### [Given task]
Each entry that follows is to be retyped exactly. Pictures do not belong in the copy.

--- Begin Recorded data ---

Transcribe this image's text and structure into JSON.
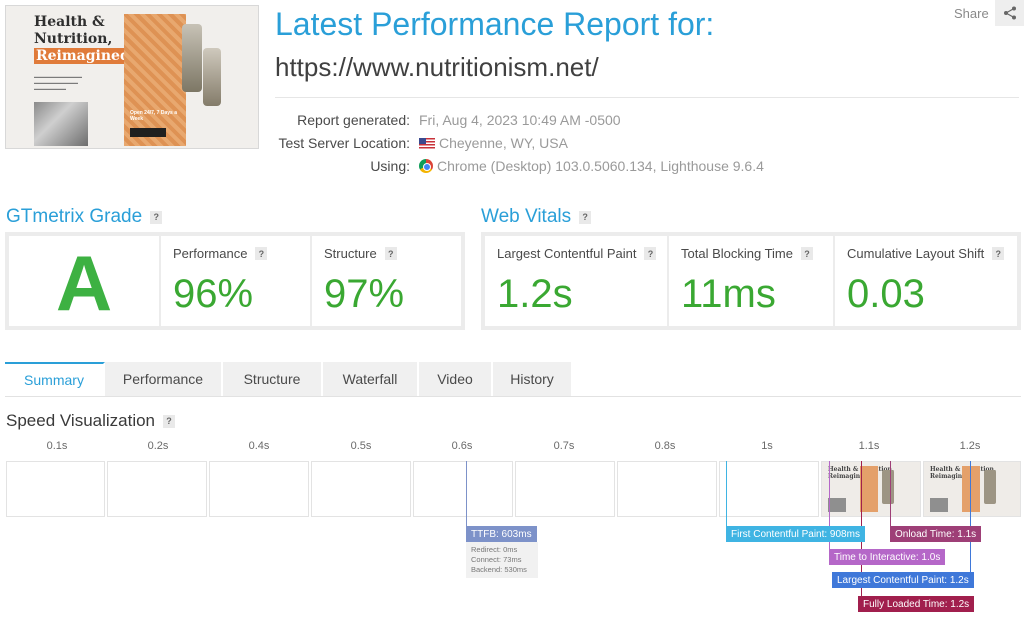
{
  "header": {
    "title": "Latest Performance Report for:",
    "url": "https://www.nutritionism.net/",
    "share_label": "Share"
  },
  "thumbnail": {
    "headline_lines": [
      "Health &",
      "Nutrition,",
      "Reimagined"
    ],
    "card_caption": "Open 24/7, 7 Days a Week"
  },
  "report": {
    "generated_label": "Report generated:",
    "generated_value": "Fri, Aug 4, 2023 10:49 AM -0500",
    "location_label": "Test Server Location:",
    "location_value": "Cheyenne, WY, USA",
    "using_label": "Using:",
    "using_value": "Chrome (Desktop) 103.0.5060.134, Lighthouse 9.6.4"
  },
  "grade": {
    "heading": "GTmetrix Grade",
    "letter": "A",
    "performance_label": "Performance",
    "performance_value": "96%",
    "structure_label": "Structure",
    "structure_value": "97%"
  },
  "vitals": {
    "heading": "Web Vitals",
    "lcp_label": "Largest Contentful Paint",
    "lcp_value": "1.2s",
    "tbt_label": "Total Blocking Time",
    "tbt_value": "11ms",
    "cls_label": "Cumulative Layout Shift",
    "cls_value": "0.03"
  },
  "tabs": [
    "Summary",
    "Performance",
    "Structure",
    "Waterfall",
    "Video",
    "History"
  ],
  "speed": {
    "heading": "Speed Visualization",
    "ticks": [
      "0.1s",
      "0.2s",
      "0.4s",
      "0.5s",
      "0.6s",
      "0.7s",
      "0.8s",
      "1s",
      "1.1s",
      "1.2s"
    ],
    "markers": {
      "ttfb": "TTFB: 603ms",
      "fcp": "First Contentful Paint: 908ms",
      "onload": "Onload Time: 1.1s",
      "tti": "Time to Interactive: 1.0s",
      "lcp": "Largest Contentful Paint: 1.2s",
      "fully": "Fully Loaded Time: 1.2s"
    },
    "ttfb_breakdown": [
      "Redirect: 0ms",
      "Connect: 73ms",
      "Backend: 530ms"
    ],
    "frame_caption_lines": [
      "Health & Nutrition,",
      "Reimagined"
    ]
  },
  "colors": {
    "accent": "#2a9fd8",
    "grade_green": "#3db142",
    "ttfb": "#7d92c9",
    "fcp": "#3fb4e3",
    "onload": "#9e3f77",
    "tti": "#b567c8",
    "lcp": "#3f78d9",
    "fully": "#a11f4d"
  }
}
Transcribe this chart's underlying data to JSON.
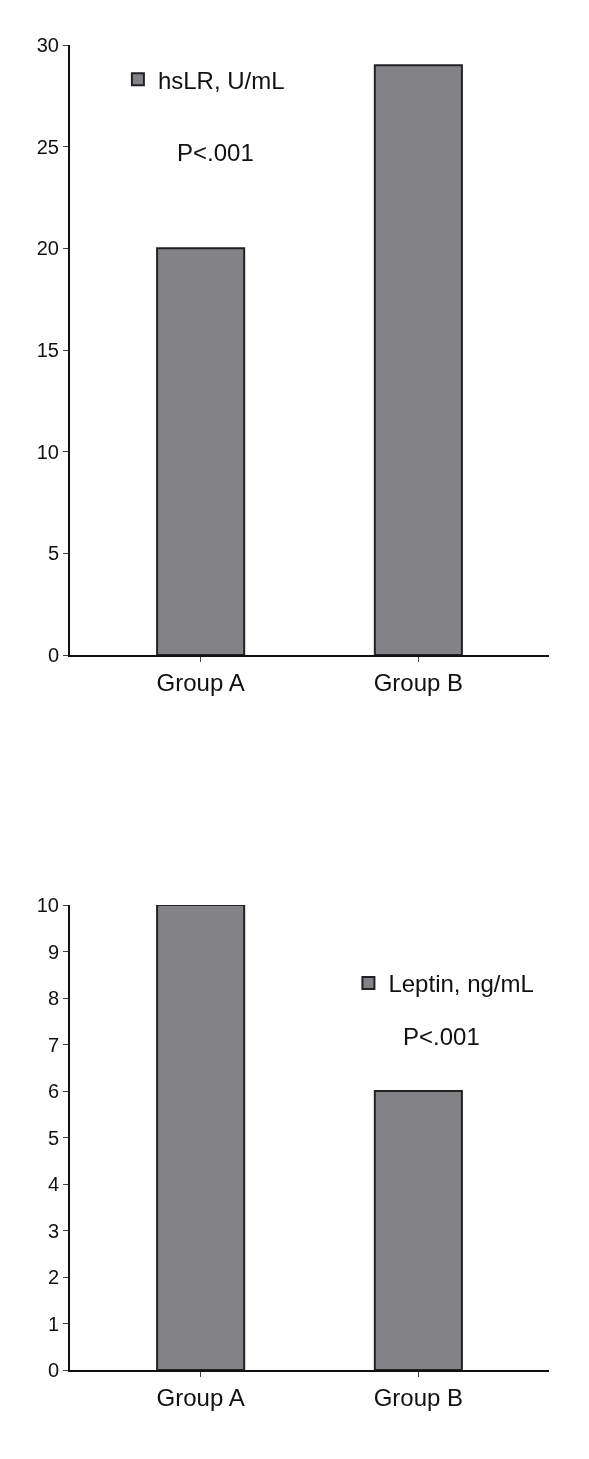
{
  "chart_data": [
    {
      "type": "bar",
      "categories": [
        "Group A",
        "Group B"
      ],
      "series": [
        {
          "name": "hsLR, U/mL",
          "color": "#838387",
          "values": [
            20,
            29
          ]
        }
      ],
      "ylim": [
        0,
        30
      ],
      "yticks": [
        0,
        5,
        10,
        15,
        20,
        25,
        30
      ],
      "grid": false,
      "legend": "top left",
      "annotations": [
        "P<.001"
      ]
    },
    {
      "type": "bar",
      "categories": [
        "Group A",
        "Group B"
      ],
      "series": [
        {
          "name": "Leptin, ng/mL",
          "color": "#838387",
          "values": [
            10,
            6
          ]
        }
      ],
      "ylim": [
        0,
        10
      ],
      "yticks": [
        0,
        1,
        2,
        3,
        4,
        5,
        6,
        7,
        8,
        9,
        10
      ],
      "grid": false,
      "legend": "top right",
      "annotations": [
        "P<.001"
      ]
    }
  ]
}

--- End Recorded data ---

### [Response to this exercise]
Transcribe this image's text and structure into JSON.
{
  "header": {
    "title": "Latest Performance Report for:",
    "url": "https://www.nutritionism.net/",
    "share_label": "Share"
  },
  "thumbnail": {
    "headline_lines": [
      "Health &",
      "Nutrition,",
      "Reimagined"
    ],
    "card_caption": "Open 24/7, 7 Days a Week"
  },
  "report": {
    "generated_label": "Report generated:",
    "generated_value": "Fri, Aug 4, 2023 10:49 AM -0500",
    "location_label": "Test Server Location:",
    "location_value": "Cheyenne, WY, USA",
    "using_label": "Using:",
    "using_value": "Chrome (Desktop) 103.0.5060.134, Lighthouse 9.6.4"
  },
  "grade": {
    "heading": "GTmetrix Grade",
    "letter": "A",
    "performance_label": "Performance",
    "performance_value": "96%",
    "structure_label": "Structure",
    "structure_value": "97%"
  },
  "vitals": {
    "heading": "Web Vitals",
    "lcp_label": "Largest Contentful Paint",
    "lcp_value": "1.2s",
    "tbt_label": "Total Blocking Time",
    "tbt_value": "11ms",
    "cls_label": "Cumulative Layout Shift",
    "cls_value": "0.03"
  },
  "tabs": [
    "Summary",
    "Performance",
    "Structure",
    "Waterfall",
    "Video",
    "History"
  ],
  "speed": {
    "heading": "Speed Visualization",
    "ticks": [
      "0.1s",
      "0.2s",
      "0.4s",
      "0.5s",
      "0.6s",
      "0.7s",
      "0.8s",
      "1s",
      "1.1s",
      "1.2s"
    ],
    "markers": {
      "ttfb": "TTFB: 603ms",
      "fcp": "First Contentful Paint: 908ms",
      "onload": "Onload Time: 1.1s",
      "tti": "Time to Interactive: 1.0s",
      "lcp": "Largest Contentful Paint: 1.2s",
      "fully": "Fully Loaded Time: 1.2s"
    },
    "ttfb_breakdown": [
      "Redirect: 0ms",
      "Connect: 73ms",
      "Backend: 530ms"
    ],
    "frame_caption_lines": [
      "Health & Nutrition,",
      "Reimagined"
    ]
  },
  "colors": {
    "accent": "#2a9fd8",
    "grade_green": "#3db142",
    "ttfb": "#7d92c9",
    "fcp": "#3fb4e3",
    "onload": "#9e3f77",
    "tti": "#b567c8",
    "lcp": "#3f78d9",
    "fully": "#a11f4d"
  }
}
Transcribe this chart's underlying data to JSON.
{
  "chart_data": [
    {
      "type": "bar",
      "categories": [
        "Group A",
        "Group B"
      ],
      "series": [
        {
          "name": "hsLR, U/mL",
          "color": "#838387",
          "values": [
            20,
            29
          ]
        }
      ],
      "ylim": [
        0,
        30
      ],
      "yticks": [
        0,
        5,
        10,
        15,
        20,
        25,
        30
      ],
      "grid": false,
      "legend": "top left",
      "annotations": [
        "P<.001"
      ]
    },
    {
      "type": "bar",
      "categories": [
        "Group A",
        "Group B"
      ],
      "series": [
        {
          "name": "Leptin, ng/mL",
          "color": "#838387",
          "values": [
            10,
            6
          ]
        }
      ],
      "ylim": [
        0,
        10
      ],
      "yticks": [
        0,
        1,
        2,
        3,
        4,
        5,
        6,
        7,
        8,
        9,
        10
      ],
      "grid": false,
      "legend": "top right",
      "annotations": [
        "P<.001"
      ]
    }
  ]
}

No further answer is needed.